▶ RECORDED DATA:

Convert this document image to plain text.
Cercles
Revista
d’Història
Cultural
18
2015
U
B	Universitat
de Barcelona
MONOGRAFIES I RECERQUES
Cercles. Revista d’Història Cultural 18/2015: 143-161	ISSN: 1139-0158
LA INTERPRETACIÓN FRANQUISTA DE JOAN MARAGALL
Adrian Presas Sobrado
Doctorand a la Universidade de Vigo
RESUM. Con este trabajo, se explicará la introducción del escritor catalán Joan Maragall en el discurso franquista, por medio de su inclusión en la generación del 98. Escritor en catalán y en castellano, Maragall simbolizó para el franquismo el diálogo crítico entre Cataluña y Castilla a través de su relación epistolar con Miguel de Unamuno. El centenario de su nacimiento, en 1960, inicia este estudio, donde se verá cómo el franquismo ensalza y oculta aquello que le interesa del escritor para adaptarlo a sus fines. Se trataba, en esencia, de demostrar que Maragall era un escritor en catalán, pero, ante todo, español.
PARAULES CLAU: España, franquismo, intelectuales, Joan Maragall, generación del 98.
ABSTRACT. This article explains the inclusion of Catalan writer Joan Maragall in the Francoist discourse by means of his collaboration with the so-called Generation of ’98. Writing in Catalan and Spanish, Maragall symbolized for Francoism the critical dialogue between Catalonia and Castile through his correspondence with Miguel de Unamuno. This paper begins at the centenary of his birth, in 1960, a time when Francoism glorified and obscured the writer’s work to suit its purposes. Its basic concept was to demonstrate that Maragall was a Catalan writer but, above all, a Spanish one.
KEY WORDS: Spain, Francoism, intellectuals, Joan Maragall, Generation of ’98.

...

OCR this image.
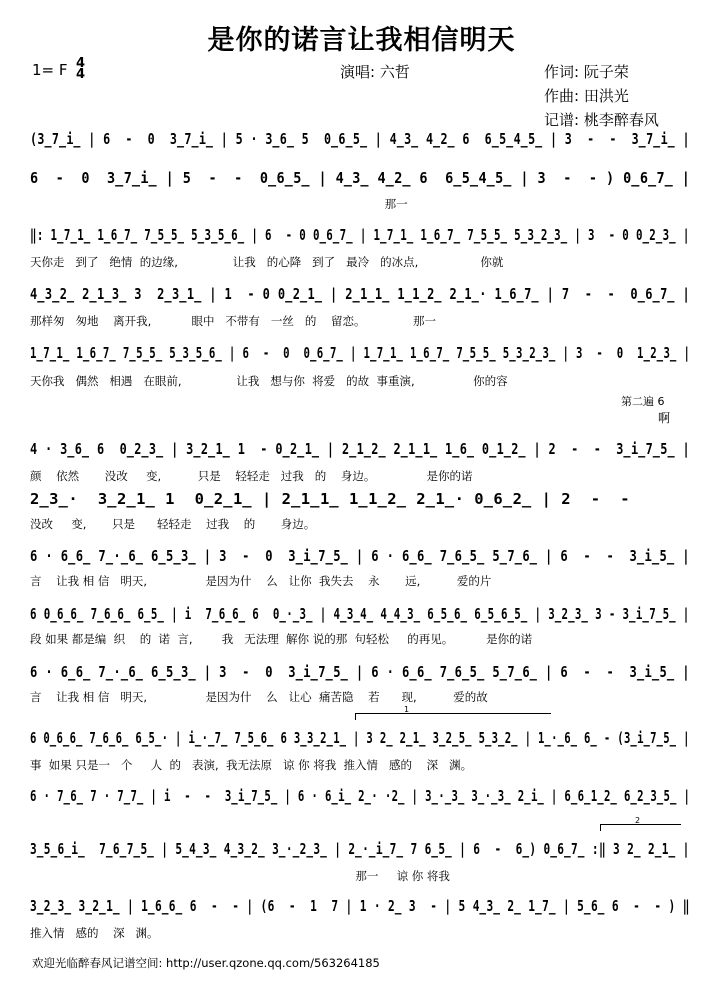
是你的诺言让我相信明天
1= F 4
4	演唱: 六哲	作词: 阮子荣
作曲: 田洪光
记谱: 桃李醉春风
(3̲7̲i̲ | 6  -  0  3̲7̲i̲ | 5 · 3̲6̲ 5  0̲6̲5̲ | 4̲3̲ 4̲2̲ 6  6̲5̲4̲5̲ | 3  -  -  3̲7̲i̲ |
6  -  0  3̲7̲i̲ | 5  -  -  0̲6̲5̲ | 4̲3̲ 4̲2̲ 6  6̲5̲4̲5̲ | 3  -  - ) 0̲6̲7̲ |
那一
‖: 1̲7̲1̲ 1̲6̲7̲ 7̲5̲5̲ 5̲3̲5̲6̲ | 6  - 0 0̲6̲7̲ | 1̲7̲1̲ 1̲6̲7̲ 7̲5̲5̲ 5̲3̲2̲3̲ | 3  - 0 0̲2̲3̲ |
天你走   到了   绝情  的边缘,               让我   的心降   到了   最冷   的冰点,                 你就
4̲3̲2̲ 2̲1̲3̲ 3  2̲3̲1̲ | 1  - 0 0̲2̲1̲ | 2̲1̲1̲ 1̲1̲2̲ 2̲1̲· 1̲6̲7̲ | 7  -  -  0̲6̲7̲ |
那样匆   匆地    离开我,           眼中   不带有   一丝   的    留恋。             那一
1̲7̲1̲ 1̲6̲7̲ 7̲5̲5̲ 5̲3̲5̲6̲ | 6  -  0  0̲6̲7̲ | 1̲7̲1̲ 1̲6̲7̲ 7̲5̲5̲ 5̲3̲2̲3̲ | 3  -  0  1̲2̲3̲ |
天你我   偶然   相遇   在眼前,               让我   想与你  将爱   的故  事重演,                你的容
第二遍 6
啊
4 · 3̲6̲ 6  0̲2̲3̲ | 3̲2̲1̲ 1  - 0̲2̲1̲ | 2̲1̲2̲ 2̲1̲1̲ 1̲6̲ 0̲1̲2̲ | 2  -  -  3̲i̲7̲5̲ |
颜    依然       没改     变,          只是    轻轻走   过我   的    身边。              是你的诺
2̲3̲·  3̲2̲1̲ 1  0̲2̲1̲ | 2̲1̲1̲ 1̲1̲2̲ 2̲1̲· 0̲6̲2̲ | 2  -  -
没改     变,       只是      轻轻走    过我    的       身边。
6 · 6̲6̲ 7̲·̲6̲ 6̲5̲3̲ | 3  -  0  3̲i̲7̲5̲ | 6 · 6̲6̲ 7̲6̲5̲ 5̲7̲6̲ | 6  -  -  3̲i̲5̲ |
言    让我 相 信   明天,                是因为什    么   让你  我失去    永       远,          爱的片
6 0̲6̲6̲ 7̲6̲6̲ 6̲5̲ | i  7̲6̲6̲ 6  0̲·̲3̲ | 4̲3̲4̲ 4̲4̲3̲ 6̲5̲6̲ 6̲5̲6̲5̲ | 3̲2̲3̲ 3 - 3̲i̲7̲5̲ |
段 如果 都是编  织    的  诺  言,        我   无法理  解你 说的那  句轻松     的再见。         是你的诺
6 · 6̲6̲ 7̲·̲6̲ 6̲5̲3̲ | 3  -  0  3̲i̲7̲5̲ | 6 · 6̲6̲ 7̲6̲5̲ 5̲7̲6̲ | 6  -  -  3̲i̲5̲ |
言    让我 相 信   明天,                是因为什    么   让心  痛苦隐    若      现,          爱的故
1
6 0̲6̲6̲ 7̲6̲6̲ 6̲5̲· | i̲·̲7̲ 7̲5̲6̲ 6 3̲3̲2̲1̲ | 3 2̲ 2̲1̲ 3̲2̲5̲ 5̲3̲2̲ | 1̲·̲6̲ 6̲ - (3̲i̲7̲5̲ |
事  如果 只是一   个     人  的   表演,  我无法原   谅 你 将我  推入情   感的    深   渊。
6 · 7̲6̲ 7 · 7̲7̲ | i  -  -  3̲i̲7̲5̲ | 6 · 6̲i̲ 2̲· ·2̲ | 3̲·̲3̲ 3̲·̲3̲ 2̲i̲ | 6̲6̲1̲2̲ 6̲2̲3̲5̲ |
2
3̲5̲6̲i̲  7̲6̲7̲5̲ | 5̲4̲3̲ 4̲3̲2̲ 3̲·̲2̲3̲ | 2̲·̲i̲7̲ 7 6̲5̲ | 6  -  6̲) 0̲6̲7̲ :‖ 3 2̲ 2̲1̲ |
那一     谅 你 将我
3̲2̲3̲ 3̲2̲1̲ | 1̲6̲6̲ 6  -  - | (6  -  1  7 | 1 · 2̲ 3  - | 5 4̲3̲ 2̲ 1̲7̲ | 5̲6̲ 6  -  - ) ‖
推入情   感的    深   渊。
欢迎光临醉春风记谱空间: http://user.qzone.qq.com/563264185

▶ REQUIREMENT: In the entries above, find lines with "Cultural" and copy each.

▶ FINISHED ANSWER:
Cultural
Cercles. Revista d’Història Cultural 18/2015: 143-161	ISSN: 1139-0158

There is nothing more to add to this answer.